→ **Task statement**
In your copy, leave out the pictures and repeat the entries below exactly.

→ **Raw data**
■ ■ ■ ■

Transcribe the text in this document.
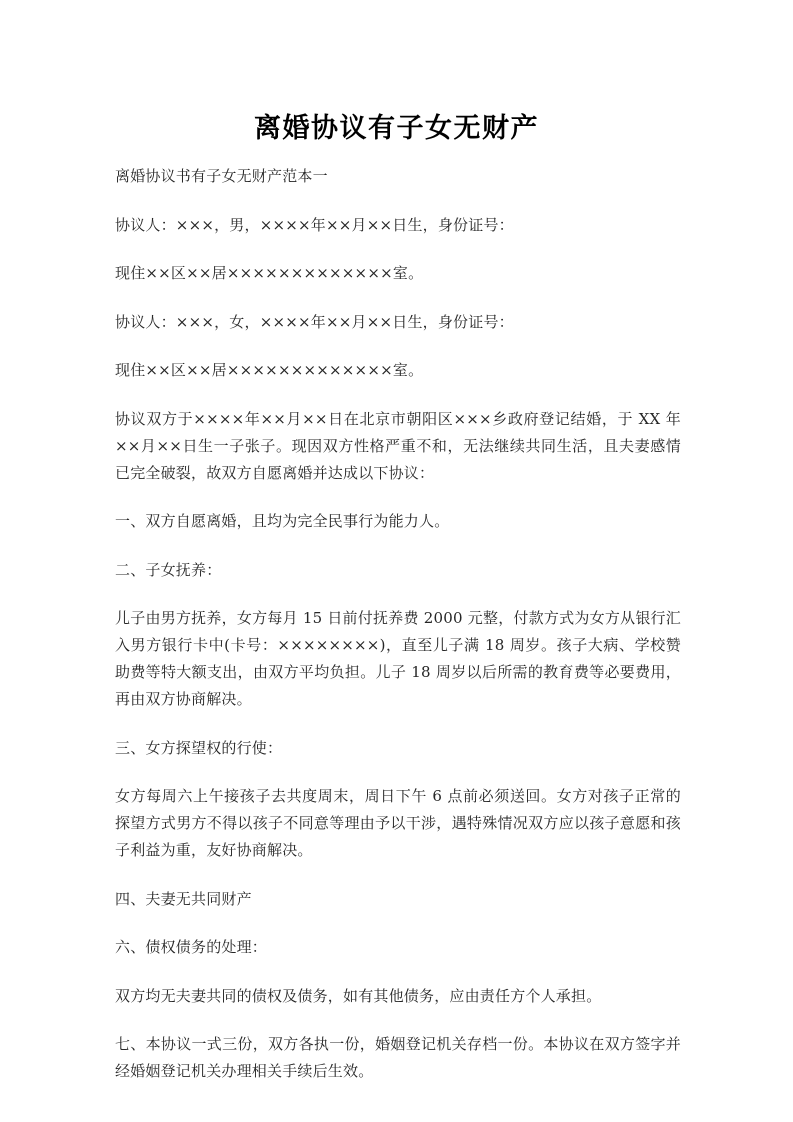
离婚协议有子女无财产

离婚协议书有子女无财产范本一

协议人：×××，男，××××年××月××日生，身份证号：

现住××区××居×××××××××××××室。

协议人：×××，女，××××年××月××日生，身份证号：

现住××区××居×××××××××××××室。

协议双方于××××年××月××日在北京市朝阳区×××乡政府登记结婚，于 XX 年××月××日生一子张子。现因双方性格严重不和，无法继续共同生活，且夫妻感情已完全破裂，故双方自愿离婚并达成以下协议：

一、双方自愿离婚，且均为完全民事行为能力人。

二、子女抚养：

儿子由男方抚养，女方每月 15 日前付抚养费 2000 元整，付款方式为女方从银行汇入男方银行卡中(卡号：××××××××)，直至儿子满 18 周岁。孩子大病、学校赞助费等特大额支出，由双方平均负担。儿子 18 周岁以后所需的教育费等必要费用，再由双方协商解决。

三、女方探望权的行使：

女方每周六上午接孩子去共度周末，周日下午 6 点前必须送回。女方对孩子正常的探望方式男方不得以孩子不同意等理由予以干涉，遇特殊情况双方应以孩子意愿和孩子利益为重，友好协商解决。

四、夫妻无共同财产

六、债权债务的处理：

双方均无夫妻共同的债权及债务，如有其他债务，应由责任方个人承担。

七、本协议一式三份，双方各执一份，婚姻登记机关存档一份。本协议在双方签字并经婚姻登记机关办理相关手续后生效。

■ ■ ■ ■

→ **The response**
Transcribe the text in this document.
离婚协议有子女无财产

离婚协议书有子女无财产范本一

协议人：×××，男，××××年××月××日生，身份证号：

现住××区××居×××××××××××××室。

协议人：×××，女，××××年××月××日生，身份证号：

现住××区××居×××××××××××××室。

协议双方于××××年××月××日在北京市朝阳区×××乡政府登记结婚，于 XX 年××月××日生一子张子。现因双方性格严重不和，无法继续共同生活，且夫妻感情已完全破裂，故双方自愿离婚并达成以下协议：

一、双方自愿离婚，且均为完全民事行为能力人。

二、子女抚养：

儿子由男方抚养，女方每月 15 日前付抚养费 2000 元整，付款方式为女方从银行汇入男方银行卡中(卡号：××××××××)，直至儿子满 18 周岁。孩子大病、学校赞助费等特大额支出，由双方平均负担。儿子 18 周岁以后所需的教育费等必要费用，再由双方协商解决。

三、女方探望权的行使：

女方每周六上午接孩子去共度周末，周日下午 6 点前必须送回。女方对孩子正常的探望方式男方不得以孩子不同意等理由予以干涉，遇特殊情况双方应以孩子意愿和孩子利益为重，友好协商解决。

四、夫妻无共同财产

六、债权债务的处理：

双方均无夫妻共同的债权及债务，如有其他债务，应由责任方个人承担。

七、本协议一式三份，双方各执一份，婚姻登记机关存档一份。本协议在双方签字并经婚姻登记机关办理相关手续后生效。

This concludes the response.